# ROWS start

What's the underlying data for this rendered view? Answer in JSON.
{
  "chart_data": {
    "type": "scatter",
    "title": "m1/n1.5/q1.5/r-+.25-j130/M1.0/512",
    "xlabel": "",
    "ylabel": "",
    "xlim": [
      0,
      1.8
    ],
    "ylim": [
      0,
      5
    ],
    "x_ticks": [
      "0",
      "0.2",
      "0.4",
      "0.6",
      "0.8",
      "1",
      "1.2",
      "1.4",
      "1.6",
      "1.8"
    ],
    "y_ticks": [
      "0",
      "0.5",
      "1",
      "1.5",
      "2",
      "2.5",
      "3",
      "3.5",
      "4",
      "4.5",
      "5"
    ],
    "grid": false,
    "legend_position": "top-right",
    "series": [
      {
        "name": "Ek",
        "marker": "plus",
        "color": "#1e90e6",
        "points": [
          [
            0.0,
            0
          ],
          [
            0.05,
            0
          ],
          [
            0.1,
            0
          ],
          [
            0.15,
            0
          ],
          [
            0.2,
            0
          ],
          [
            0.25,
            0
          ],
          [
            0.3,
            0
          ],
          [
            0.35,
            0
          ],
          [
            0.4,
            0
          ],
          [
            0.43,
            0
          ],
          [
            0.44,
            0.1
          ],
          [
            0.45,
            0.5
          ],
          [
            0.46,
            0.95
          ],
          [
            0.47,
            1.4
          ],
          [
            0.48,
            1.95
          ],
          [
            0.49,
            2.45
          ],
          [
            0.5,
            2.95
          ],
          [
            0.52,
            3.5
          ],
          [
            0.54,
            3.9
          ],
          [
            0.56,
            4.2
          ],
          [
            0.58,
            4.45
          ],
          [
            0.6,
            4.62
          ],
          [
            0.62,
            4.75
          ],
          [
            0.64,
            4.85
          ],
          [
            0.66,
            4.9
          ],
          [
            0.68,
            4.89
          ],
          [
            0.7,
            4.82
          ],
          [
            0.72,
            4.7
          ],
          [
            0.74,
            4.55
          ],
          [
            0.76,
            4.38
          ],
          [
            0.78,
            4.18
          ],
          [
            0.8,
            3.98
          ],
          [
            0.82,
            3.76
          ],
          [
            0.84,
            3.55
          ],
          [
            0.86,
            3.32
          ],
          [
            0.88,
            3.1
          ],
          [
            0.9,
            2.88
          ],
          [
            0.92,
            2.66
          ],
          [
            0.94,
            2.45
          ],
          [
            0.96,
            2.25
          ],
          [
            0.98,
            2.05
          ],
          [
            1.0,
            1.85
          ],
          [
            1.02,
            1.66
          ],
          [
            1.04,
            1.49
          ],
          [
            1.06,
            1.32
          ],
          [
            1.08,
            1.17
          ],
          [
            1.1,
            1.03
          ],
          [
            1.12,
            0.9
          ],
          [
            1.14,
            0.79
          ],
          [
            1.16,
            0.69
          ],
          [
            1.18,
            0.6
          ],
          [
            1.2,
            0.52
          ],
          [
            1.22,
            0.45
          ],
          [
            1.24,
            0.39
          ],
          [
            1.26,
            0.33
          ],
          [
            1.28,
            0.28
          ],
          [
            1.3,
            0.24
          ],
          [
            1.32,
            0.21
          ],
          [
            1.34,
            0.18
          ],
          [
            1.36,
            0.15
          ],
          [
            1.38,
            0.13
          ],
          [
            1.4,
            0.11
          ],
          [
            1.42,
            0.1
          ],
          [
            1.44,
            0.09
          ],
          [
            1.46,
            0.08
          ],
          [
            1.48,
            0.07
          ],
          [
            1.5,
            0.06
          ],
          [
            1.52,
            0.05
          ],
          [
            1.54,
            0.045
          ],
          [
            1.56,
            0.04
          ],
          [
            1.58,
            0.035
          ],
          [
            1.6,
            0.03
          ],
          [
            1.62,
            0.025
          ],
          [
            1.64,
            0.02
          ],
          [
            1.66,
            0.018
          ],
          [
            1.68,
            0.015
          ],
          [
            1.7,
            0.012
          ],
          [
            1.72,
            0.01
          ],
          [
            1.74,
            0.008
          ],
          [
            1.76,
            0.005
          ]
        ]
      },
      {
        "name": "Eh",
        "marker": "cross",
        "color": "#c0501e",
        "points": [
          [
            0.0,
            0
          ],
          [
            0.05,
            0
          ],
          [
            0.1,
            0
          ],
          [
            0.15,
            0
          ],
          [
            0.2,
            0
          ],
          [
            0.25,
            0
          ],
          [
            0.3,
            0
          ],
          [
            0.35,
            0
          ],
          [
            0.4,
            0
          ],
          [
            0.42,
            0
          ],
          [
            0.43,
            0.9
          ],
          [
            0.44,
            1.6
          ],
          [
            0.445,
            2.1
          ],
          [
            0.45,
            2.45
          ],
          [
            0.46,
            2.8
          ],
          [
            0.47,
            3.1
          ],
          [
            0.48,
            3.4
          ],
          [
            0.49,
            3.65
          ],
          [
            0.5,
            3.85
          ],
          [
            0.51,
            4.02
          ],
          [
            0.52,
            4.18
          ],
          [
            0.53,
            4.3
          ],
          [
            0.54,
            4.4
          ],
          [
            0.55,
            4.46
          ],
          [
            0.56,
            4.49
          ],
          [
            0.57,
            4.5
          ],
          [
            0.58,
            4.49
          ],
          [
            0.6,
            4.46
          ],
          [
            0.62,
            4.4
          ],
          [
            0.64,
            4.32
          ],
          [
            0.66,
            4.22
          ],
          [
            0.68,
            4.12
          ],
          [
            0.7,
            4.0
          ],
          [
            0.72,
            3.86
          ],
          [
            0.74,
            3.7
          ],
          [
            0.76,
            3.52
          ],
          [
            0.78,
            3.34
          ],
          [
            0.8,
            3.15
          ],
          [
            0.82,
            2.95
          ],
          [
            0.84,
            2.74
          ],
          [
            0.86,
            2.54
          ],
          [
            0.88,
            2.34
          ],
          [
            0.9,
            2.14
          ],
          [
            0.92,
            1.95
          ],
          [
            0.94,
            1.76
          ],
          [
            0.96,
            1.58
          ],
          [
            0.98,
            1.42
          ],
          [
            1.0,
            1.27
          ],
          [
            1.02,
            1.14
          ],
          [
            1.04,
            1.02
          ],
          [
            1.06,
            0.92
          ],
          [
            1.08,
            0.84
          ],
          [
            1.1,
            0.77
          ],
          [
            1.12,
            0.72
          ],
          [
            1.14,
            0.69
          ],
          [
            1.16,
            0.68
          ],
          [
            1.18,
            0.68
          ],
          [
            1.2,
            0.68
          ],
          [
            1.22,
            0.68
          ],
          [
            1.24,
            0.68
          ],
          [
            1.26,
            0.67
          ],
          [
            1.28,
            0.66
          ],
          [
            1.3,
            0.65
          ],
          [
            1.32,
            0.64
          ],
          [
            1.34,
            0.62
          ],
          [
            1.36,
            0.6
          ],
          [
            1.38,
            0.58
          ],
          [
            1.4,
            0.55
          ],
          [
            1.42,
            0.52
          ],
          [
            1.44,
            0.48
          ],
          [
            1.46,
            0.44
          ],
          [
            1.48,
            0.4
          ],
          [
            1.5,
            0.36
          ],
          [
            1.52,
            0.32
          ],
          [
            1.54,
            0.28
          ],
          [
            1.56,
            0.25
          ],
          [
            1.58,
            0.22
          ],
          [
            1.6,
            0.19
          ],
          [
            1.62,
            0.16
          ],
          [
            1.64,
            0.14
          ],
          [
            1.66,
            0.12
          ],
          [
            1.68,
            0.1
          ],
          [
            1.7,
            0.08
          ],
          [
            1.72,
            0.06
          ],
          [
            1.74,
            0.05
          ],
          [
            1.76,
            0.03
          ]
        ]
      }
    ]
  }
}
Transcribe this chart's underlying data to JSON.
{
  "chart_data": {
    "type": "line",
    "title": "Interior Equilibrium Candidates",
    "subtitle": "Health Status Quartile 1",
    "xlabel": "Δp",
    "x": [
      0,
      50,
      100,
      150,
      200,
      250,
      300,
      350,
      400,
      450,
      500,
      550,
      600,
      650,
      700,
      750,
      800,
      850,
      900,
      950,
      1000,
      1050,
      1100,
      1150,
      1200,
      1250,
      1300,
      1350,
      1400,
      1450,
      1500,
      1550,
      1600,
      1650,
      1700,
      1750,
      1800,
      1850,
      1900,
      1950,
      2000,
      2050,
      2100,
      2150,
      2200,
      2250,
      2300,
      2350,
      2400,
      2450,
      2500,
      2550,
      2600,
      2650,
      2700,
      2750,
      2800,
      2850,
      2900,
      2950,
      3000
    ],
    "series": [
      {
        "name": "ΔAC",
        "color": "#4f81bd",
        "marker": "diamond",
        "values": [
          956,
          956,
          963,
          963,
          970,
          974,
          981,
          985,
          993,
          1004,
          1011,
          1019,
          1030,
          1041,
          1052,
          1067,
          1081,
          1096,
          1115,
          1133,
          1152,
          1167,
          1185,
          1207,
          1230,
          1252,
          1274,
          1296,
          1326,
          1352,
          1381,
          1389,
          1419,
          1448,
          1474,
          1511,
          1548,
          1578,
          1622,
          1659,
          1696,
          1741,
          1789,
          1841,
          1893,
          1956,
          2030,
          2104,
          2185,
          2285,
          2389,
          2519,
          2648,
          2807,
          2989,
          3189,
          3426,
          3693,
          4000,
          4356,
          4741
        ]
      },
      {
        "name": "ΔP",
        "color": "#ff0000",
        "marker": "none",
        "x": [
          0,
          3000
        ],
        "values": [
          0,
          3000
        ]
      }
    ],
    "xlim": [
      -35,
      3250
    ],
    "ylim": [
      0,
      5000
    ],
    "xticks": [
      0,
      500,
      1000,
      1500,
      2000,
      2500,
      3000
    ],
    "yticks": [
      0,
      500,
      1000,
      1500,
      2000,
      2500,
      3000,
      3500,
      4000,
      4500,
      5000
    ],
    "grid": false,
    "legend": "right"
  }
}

# ROWS end

PROBLEM DETAILS:
Search the listing for the string "this". Copy each line where it turns up.

THE ANSWER:
What's the underlying data for this rendered view? Answer in JSON.
Transcribe this chart's underlying data to JSON.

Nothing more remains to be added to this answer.